§ Dataset entries on figures:
»»

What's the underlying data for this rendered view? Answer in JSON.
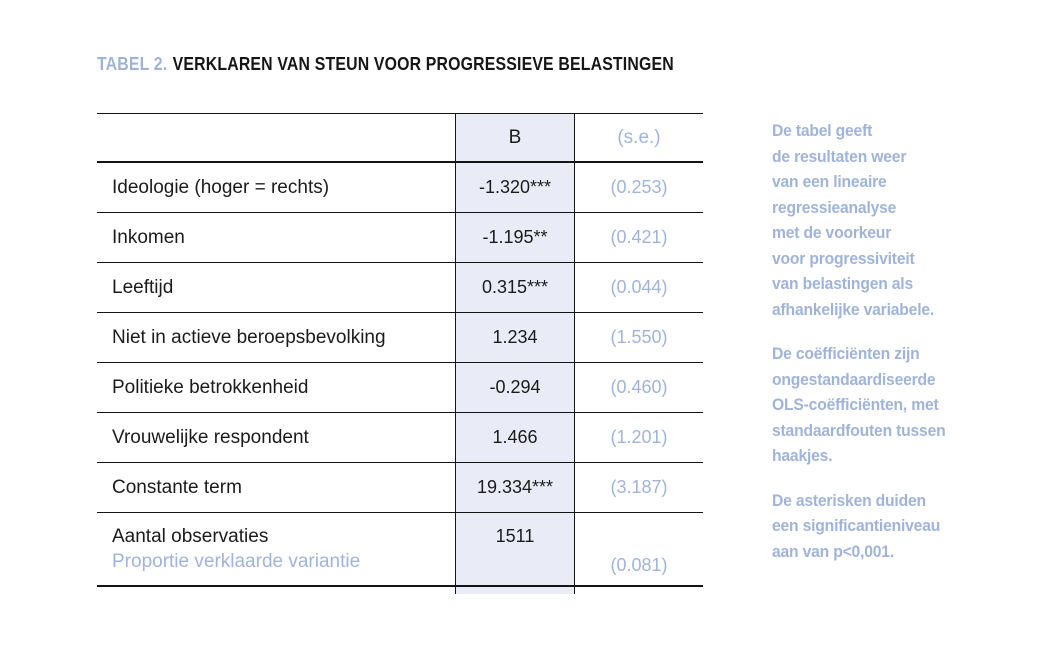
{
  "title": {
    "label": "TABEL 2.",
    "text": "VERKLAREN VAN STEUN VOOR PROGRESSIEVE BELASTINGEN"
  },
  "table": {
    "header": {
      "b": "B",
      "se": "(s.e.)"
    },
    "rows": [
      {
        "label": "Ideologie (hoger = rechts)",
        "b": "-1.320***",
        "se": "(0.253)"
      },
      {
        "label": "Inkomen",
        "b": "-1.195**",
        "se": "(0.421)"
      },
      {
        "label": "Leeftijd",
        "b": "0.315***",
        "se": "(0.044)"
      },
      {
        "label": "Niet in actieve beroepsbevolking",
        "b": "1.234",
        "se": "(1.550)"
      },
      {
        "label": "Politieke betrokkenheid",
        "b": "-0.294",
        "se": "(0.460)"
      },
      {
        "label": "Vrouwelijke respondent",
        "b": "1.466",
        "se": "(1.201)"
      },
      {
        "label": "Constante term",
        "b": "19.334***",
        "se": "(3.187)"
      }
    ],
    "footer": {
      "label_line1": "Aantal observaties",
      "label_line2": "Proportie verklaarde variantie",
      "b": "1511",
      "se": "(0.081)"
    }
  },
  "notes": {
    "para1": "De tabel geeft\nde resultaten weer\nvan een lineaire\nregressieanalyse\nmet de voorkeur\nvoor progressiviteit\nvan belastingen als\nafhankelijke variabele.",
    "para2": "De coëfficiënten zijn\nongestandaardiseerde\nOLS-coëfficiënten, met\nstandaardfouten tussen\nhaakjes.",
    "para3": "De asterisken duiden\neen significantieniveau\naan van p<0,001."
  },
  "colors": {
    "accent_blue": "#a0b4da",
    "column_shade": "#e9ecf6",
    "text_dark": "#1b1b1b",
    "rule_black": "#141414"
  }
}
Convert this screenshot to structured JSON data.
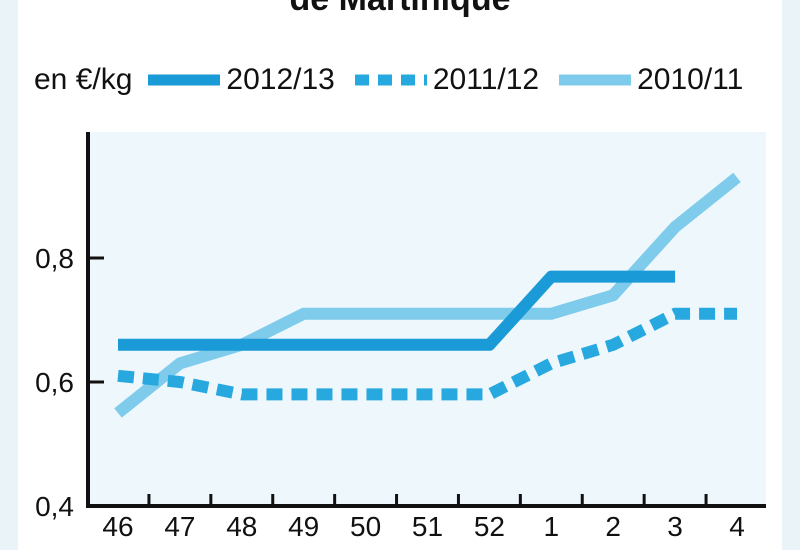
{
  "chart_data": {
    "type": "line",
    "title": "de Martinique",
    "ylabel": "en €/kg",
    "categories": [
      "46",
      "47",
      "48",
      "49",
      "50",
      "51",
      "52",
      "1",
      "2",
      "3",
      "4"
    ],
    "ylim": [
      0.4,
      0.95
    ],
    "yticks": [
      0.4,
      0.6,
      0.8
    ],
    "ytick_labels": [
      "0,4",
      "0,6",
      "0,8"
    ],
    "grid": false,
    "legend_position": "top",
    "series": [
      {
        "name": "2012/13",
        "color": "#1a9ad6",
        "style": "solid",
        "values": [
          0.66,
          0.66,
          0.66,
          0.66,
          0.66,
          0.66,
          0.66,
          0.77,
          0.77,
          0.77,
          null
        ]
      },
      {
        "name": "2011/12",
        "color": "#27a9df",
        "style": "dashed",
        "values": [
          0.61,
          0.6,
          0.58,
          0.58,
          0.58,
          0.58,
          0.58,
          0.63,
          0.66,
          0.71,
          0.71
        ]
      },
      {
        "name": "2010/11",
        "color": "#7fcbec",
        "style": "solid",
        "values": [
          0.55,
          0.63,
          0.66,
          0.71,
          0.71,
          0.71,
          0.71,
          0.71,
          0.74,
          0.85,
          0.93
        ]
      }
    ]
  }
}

««

§ Task details: Extract all lines of the records above that include "name".

§ Result for this exercise:
        "name": "2012/13",
        "name": "2011/12",
        "name": "2010/11",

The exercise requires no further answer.